* [What you need to do]
Select from the records below every line that has the word "this" in it.

(Stored items from a collection)
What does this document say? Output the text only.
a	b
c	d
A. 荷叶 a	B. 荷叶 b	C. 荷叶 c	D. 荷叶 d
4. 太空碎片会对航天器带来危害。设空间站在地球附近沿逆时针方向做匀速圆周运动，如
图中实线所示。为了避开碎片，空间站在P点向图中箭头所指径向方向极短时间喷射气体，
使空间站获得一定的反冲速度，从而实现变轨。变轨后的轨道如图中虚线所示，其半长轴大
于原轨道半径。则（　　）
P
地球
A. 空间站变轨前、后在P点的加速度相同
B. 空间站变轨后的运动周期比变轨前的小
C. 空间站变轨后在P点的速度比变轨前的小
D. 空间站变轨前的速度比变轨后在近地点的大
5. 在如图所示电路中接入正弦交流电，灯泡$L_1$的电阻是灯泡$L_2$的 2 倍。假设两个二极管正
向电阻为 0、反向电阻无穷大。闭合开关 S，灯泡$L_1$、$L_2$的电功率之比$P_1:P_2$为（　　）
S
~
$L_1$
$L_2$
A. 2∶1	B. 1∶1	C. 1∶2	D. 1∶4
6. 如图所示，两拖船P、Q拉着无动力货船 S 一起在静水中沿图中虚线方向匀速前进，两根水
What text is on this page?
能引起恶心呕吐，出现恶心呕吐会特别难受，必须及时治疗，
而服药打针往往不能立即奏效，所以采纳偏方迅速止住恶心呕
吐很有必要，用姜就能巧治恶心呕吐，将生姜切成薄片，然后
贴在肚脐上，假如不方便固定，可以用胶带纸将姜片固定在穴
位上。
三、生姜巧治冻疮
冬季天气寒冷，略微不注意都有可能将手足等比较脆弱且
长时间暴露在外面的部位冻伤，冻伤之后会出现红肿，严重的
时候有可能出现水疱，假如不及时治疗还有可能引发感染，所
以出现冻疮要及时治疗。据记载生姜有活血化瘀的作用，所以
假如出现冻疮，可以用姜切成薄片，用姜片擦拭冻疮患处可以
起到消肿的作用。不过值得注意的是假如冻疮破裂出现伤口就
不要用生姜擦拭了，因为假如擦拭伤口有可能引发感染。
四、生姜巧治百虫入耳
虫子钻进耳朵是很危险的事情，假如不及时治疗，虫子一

* [Solved problem]
What does this document say? Output the text only.
What text is on this page?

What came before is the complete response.